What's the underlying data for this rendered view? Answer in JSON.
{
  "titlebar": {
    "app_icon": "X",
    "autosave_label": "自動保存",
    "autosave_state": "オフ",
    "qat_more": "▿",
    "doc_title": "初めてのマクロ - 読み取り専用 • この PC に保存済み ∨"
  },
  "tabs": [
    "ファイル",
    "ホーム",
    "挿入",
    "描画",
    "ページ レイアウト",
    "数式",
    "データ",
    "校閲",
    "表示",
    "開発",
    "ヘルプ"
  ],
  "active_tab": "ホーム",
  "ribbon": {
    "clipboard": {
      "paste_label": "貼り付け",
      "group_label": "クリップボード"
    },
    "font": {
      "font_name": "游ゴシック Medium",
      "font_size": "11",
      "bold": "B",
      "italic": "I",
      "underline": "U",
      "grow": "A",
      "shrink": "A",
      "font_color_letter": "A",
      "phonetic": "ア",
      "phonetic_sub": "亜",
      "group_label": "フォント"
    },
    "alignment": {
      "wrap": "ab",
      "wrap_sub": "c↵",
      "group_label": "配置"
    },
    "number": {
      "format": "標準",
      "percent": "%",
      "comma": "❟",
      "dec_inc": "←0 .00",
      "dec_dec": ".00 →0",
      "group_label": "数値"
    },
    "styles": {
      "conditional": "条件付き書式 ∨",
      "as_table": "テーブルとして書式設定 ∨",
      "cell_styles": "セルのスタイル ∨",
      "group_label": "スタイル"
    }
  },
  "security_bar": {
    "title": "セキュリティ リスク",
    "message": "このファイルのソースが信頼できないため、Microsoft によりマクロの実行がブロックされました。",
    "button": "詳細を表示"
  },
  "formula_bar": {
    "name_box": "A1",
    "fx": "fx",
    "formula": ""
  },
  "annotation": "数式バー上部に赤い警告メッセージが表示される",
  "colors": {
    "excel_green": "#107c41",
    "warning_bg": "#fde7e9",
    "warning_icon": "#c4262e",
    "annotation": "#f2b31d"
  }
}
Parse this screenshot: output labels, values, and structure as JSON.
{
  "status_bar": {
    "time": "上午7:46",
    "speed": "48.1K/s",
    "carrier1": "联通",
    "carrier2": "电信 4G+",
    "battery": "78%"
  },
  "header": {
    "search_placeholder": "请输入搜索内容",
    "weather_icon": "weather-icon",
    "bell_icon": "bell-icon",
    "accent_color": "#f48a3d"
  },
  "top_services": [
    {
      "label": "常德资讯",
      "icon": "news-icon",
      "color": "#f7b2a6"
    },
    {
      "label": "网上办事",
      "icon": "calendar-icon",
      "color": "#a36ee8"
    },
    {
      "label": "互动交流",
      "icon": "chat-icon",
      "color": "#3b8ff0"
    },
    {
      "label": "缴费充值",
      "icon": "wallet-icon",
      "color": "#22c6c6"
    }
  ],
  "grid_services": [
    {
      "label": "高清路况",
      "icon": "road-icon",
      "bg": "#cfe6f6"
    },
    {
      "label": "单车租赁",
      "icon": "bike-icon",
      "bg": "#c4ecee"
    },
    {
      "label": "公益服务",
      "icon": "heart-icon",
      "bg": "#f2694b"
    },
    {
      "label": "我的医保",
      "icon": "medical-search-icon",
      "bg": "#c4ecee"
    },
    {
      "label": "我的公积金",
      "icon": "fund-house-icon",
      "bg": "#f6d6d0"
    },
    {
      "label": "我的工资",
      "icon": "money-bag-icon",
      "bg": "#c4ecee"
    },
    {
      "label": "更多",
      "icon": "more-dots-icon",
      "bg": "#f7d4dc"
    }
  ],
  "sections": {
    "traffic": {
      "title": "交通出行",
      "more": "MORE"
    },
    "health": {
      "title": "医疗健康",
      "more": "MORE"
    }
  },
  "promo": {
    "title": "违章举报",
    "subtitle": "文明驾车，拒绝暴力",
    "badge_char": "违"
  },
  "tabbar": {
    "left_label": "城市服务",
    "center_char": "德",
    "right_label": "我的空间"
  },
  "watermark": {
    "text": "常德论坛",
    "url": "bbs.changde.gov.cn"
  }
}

::::

__Your task__. Filter the entries down to the lines with the word "this" in them.

__Solved problem__.
What's the underlying data for this rendered view? Answer in JSON.
Parse this screenshot: output labels, values, and structure as JSON.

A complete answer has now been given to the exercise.